## START Passage provided

A federal court ruling ordering the cancellation of the Washington Redskins’ trademarks could pave the way for government overreach in the federal trademark office but is unlikely to lead to any immediate problems for other sports teams under scrutiny for use of American Indian imagery or names, according to analysts monitoring the case.
U.S. District Judge Gerald Bruce Lee ruled Wednesday in favor of five American Indians who argued that the Redskins trademark is derogatory and ordered the cancellation of the team’s federal trademark registrations. The judge found that the six trademarks at issue “consisted of matter that ’may disparage’ a substantial composite of Native Americans.”
Redskins president Bruce Allen said the team was surprised by the ruling and would appeal the case.
“We are convinced that we will win because the facts and the law are on the side of our franchise that has proudly used the name Redskins for more than 80 years,” Mr. Allen said.
The ruling could lay a path for the U.S. Patent and Trademark Office to be more selective about awarding trademarks, said Rebecca Glenberg, legal director for the American Civil Liberties Union in Virginia.
“The ruling says that a trademark holder’s First Amendment rights are not implicated at all by the government’s decision to register or not register the trademark,” Ms. Glenberg said. “If that’s true, then there is nothing to prevent the government from playing favorites when it decides which companies and organizations get federal trademark registration.”
The ACLU sided with the Redskins in the case, arguing in a friend-of-the-court brief that a cancellation of the trademark would be a violation of the First Amendment — a claim the judge rejected on the basis that the federal trademark program represents government speech rather than private speech.
However, the ACLU remains opposed to the use of the team name, calling it “at least problematic, if not outright racist.”
“This ruling really is much broader than just the Washington football team’s terrible name,” Ms. Glenberg said.
Several sports teams using American Indian imagery and names — including Major League Baseball’s Cleveland Indians, with its Chief Wahoo mascot, and the Atlanta Braves, with its tomahawk chop — have come under attack in recent years as well.
Although the U.S. District Court ruling on the Redskins trademarks should be a source of concern for other teams with American Indian imagery, it won’t start a domino effect of trademark cancellations, said Michael McCann, director of the Sports and Entertainment Law Institute at the University of New Hampshire School of Law.
“That’s a significant holding,” Mr. McCann said. “But the truth is, those other teams that have associations with Native Americans, each name has to be treated differently. Evidence would have to show that each of those names and images is offensive.”

## END Passage provided
## START Data extract

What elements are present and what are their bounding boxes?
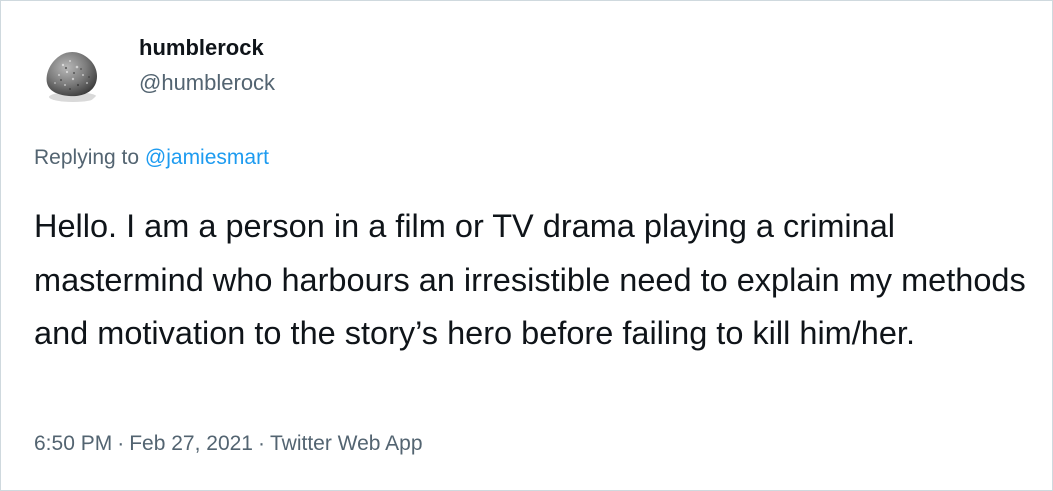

## END Data extract

To do
Duplicate the portion of the article on the Redskins trademark ruling from "A federal court" to "monitoring the case.".

Solution for this exercise
A federal court ruling ordering the cancellation of the Washington Redskins’ trademarks could pave the way for government overreach in the federal trademark office but is unlikely to lead to any immediate problems for other sports teams under scrutiny for use of American Indian imagery or names, according to analysts monitoring the case.